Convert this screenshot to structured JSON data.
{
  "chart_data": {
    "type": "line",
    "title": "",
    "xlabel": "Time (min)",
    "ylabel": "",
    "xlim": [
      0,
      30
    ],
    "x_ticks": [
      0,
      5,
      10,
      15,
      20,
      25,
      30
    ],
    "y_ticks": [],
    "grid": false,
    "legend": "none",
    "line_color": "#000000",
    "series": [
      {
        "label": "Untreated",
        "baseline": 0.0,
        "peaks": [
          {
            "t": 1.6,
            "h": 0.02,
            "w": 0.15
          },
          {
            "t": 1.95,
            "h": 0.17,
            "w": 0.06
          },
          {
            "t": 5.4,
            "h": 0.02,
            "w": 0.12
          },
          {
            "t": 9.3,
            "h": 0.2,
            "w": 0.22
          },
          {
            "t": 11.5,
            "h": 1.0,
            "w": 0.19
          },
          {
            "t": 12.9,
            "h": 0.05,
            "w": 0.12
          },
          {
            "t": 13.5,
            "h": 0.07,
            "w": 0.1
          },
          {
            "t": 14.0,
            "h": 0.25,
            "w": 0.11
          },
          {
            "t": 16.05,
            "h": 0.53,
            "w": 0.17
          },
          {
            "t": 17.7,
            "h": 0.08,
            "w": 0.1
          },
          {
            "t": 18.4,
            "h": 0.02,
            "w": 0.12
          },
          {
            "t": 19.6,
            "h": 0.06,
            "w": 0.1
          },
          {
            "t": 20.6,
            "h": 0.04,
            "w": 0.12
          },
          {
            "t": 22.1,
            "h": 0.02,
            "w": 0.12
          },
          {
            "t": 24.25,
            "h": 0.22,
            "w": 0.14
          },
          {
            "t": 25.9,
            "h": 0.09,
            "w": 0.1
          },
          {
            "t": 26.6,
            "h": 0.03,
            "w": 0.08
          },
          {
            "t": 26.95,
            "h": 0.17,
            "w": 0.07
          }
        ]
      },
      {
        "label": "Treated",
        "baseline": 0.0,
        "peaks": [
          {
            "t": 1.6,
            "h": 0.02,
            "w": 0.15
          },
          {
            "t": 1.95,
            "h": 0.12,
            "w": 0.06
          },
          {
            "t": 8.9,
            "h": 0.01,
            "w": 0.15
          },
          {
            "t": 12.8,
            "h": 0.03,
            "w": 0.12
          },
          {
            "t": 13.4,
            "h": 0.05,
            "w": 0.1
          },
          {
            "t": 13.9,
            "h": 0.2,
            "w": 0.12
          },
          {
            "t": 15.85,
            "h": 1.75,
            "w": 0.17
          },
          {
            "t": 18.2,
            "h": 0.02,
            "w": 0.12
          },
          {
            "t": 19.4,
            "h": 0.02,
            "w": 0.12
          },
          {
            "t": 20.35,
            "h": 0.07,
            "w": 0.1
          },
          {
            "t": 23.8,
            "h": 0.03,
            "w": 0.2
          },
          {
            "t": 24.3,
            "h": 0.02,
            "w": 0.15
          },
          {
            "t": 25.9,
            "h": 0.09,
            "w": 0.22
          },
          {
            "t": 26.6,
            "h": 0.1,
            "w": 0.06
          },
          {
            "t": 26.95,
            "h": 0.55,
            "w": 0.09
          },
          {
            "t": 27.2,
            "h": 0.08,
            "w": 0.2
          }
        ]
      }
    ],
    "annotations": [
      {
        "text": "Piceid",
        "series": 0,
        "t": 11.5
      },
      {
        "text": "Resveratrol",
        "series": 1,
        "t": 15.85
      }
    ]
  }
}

**Request**
Take the listing above and write it out again exactly.

**Reply to the exercise**
Convert this screenshot to structured JSON data.
{
  "chart_data": {
    "type": "line",
    "title": "",
    "xlabel": "Time (min)",
    "ylabel": "",
    "xlim": [
      0,
      30
    ],
    "x_ticks": [
      0,
      5,
      10,
      15,
      20,
      25,
      30
    ],
    "y_ticks": [],
    "grid": false,
    "legend": "none",
    "line_color": "#000000",
    "series": [
      {
        "label": "Untreated",
        "baseline": 0.0,
        "peaks": [
          {
            "t": 1.6,
            "h": 0.02,
            "w": 0.15
          },
          {
            "t": 1.95,
            "h": 0.17,
            "w": 0.06
          },
          {
            "t": 5.4,
            "h": 0.02,
            "w": 0.12
          },
          {
            "t": 9.3,
            "h": 0.2,
            "w": 0.22
          },
          {
            "t": 11.5,
            "h": 1.0,
            "w": 0.19
          },
          {
            "t": 12.9,
            "h": 0.05,
            "w": 0.12
          },
          {
            "t": 13.5,
            "h": 0.07,
            "w": 0.1
          },
          {
            "t": 14.0,
            "h": 0.25,
            "w": 0.11
          },
          {
            "t": 16.05,
            "h": 0.53,
            "w": 0.17
          },
          {
            "t": 17.7,
            "h": 0.08,
            "w": 0.1
          },
          {
            "t": 18.4,
            "h": 0.02,
            "w": 0.12
          },
          {
            "t": 19.6,
            "h": 0.06,
            "w": 0.1
          },
          {
            "t": 20.6,
            "h": 0.04,
            "w": 0.12
          },
          {
            "t": 22.1,
            "h": 0.02,
            "w": 0.12
          },
          {
            "t": 24.25,
            "h": 0.22,
            "w": 0.14
          },
          {
            "t": 25.9,
            "h": 0.09,
            "w": 0.1
          },
          {
            "t": 26.6,
            "h": 0.03,
            "w": 0.08
          },
          {
            "t": 26.95,
            "h": 0.17,
            "w": 0.07
          }
        ]
      },
      {
        "label": "Treated",
        "baseline": 0.0,
        "peaks": [
          {
            "t": 1.6,
            "h": 0.02,
            "w": 0.15
          },
          {
            "t": 1.95,
            "h": 0.12,
            "w": 0.06
          },
          {
            "t": 8.9,
            "h": 0.01,
            "w": 0.15
          },
          {
            "t": 12.8,
            "h": 0.03,
            "w": 0.12
          },
          {
            "t": 13.4,
            "h": 0.05,
            "w": 0.1
          },
          {
            "t": 13.9,
            "h": 0.2,
            "w": 0.12
          },
          {
            "t": 15.85,
            "h": 1.75,
            "w": 0.17
          },
          {
            "t": 18.2,
            "h": 0.02,
            "w": 0.12
          },
          {
            "t": 19.4,
            "h": 0.02,
            "w": 0.12
          },
          {
            "t": 20.35,
            "h": 0.07,
            "w": 0.1
          },
          {
            "t": 23.8,
            "h": 0.03,
            "w": 0.2
          },
          {
            "t": 24.3,
            "h": 0.02,
            "w": 0.15
          },
          {
            "t": 25.9,
            "h": 0.09,
            "w": 0.22
          },
          {
            "t": 26.6,
            "h": 0.1,
            "w": 0.06
          },
          {
            "t": 26.95,
            "h": 0.55,
            "w": 0.09
          },
          {
            "t": 27.2,
            "h": 0.08,
            "w": 0.2
          }
        ]
      }
    ],
    "annotations": [
      {
        "text": "Piceid",
        "series": 0,
        "t": 11.5
      },
      {
        "text": "Resveratrol",
        "series": 1,
        "t": 15.85
      }
    ]
  }
}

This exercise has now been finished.